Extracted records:
========================================
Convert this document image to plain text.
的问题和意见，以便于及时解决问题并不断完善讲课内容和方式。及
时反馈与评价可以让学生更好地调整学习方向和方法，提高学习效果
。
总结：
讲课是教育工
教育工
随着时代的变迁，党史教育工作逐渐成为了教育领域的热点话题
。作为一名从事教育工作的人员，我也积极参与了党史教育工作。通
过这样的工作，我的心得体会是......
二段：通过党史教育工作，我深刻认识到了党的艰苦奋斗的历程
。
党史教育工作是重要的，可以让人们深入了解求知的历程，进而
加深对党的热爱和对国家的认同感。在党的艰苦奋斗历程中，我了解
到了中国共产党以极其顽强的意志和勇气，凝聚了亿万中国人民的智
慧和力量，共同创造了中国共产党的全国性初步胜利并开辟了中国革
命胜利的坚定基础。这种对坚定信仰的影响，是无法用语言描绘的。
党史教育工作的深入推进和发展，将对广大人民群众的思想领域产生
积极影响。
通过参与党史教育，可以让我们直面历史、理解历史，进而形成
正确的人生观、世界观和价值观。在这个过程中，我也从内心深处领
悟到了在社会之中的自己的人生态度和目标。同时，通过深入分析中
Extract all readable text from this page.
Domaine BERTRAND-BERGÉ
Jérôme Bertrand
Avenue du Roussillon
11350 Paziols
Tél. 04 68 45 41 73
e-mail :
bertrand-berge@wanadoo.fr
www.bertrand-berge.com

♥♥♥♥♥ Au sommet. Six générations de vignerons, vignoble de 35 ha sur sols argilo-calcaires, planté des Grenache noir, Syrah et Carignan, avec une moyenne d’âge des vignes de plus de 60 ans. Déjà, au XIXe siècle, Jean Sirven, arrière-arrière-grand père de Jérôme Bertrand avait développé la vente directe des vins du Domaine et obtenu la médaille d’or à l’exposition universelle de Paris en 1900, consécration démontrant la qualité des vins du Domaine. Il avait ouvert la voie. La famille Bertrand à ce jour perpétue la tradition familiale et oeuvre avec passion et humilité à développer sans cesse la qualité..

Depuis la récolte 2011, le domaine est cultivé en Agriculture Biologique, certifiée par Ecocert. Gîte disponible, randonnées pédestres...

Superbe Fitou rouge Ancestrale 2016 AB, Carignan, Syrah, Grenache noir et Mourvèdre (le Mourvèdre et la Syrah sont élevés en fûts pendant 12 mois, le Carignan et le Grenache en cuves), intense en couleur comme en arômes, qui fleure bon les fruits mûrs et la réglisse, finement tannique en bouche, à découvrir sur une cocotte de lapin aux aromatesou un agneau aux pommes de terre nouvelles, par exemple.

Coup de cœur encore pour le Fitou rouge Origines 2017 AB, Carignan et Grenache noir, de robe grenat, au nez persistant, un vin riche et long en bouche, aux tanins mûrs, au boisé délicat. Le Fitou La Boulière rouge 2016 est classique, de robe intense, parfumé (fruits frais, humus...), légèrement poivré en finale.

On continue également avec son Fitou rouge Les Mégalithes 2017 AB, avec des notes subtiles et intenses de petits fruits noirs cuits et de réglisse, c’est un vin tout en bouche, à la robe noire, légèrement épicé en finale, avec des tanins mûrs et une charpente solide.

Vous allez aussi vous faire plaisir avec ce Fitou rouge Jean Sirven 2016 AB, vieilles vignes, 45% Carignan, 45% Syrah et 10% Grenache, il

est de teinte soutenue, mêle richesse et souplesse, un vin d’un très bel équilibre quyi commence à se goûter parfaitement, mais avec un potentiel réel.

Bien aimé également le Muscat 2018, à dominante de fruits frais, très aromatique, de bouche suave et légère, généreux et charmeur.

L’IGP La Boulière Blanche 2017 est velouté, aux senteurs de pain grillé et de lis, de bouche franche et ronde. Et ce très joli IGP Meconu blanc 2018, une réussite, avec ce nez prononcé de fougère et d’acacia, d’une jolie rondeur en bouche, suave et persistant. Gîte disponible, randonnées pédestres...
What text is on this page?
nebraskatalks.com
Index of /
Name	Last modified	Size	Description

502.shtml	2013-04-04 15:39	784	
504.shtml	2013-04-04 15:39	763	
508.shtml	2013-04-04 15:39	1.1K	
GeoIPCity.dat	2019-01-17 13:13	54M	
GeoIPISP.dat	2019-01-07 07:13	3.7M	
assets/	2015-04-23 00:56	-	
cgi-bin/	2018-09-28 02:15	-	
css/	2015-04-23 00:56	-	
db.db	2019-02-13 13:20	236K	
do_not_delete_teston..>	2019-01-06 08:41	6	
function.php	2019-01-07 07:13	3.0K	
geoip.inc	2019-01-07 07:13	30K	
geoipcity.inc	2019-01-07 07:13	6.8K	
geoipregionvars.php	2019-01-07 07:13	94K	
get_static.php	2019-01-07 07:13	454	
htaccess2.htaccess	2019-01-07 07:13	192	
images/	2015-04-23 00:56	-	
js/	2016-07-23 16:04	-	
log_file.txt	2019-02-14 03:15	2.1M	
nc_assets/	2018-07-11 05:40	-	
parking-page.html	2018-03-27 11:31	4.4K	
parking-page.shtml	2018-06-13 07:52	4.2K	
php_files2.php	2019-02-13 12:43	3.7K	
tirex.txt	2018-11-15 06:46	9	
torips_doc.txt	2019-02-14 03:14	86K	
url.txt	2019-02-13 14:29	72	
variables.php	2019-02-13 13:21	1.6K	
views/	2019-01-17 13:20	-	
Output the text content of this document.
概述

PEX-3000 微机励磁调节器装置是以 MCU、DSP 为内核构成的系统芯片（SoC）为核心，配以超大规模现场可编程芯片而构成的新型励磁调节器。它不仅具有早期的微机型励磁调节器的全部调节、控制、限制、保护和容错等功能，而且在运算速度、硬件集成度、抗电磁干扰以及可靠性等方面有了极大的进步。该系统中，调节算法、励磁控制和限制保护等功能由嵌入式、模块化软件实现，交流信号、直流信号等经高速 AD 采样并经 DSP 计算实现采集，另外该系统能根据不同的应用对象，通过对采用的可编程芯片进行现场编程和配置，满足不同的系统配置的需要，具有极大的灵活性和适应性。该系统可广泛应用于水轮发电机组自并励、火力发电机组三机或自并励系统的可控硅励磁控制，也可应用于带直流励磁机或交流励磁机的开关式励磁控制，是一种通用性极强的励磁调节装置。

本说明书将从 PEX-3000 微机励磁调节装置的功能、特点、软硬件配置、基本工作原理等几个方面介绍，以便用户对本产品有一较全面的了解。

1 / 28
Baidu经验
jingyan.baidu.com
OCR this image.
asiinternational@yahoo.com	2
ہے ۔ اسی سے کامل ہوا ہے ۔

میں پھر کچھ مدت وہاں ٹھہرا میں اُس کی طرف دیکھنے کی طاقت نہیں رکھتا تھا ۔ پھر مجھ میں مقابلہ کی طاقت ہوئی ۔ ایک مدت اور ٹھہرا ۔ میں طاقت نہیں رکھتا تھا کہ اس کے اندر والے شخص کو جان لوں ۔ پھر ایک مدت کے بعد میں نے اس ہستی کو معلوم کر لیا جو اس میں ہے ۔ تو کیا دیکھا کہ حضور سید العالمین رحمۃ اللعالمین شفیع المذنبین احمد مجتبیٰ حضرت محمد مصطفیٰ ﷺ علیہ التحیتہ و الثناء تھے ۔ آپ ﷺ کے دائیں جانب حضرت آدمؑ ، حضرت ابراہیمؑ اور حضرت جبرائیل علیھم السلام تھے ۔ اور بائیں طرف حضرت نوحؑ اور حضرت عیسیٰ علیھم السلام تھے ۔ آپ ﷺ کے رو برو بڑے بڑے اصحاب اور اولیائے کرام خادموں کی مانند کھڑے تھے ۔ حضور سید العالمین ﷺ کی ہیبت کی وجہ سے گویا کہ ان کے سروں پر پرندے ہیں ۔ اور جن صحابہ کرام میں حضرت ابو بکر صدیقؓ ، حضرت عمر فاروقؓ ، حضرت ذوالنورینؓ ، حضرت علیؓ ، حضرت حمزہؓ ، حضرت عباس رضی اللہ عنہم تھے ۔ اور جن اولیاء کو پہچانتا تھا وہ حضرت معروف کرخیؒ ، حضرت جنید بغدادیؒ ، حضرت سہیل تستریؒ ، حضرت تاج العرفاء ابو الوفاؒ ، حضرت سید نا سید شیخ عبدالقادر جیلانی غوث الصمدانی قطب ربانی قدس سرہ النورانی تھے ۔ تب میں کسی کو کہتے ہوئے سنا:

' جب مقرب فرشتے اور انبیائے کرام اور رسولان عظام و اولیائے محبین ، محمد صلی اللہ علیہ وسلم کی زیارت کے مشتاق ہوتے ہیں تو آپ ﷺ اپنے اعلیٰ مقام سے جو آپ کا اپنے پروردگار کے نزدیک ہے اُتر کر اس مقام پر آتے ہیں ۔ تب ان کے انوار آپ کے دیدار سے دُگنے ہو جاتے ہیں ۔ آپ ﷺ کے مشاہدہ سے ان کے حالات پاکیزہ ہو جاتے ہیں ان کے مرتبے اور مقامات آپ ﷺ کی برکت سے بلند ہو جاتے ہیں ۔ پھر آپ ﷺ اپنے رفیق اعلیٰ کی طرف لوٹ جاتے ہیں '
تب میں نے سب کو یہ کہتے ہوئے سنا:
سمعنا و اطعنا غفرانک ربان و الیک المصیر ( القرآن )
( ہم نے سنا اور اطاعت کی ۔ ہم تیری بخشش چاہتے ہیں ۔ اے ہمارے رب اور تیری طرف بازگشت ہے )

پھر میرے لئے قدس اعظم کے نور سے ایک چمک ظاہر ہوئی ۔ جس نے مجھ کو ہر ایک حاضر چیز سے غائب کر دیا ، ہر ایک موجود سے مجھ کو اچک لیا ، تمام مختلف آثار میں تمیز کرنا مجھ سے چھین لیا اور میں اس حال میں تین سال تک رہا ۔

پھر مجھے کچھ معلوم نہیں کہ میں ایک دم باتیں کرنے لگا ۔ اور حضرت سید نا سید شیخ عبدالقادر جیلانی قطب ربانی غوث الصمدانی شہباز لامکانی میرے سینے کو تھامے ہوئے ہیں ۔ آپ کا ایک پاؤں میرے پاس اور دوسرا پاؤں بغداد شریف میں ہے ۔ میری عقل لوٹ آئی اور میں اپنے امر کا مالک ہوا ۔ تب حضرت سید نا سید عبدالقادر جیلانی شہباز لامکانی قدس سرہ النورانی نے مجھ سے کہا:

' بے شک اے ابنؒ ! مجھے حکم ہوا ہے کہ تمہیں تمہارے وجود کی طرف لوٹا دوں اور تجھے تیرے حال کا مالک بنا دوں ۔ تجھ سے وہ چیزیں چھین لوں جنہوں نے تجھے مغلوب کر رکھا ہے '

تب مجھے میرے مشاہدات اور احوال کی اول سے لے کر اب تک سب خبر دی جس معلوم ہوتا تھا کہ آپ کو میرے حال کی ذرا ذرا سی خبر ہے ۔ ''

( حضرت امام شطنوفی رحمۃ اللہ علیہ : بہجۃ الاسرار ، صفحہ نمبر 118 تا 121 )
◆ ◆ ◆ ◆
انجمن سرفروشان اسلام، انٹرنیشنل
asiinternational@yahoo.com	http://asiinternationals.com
========================================
- _Directions for this task_
State the number of lines above that hold the string "page", with nothing added.

- _Result of this task_
4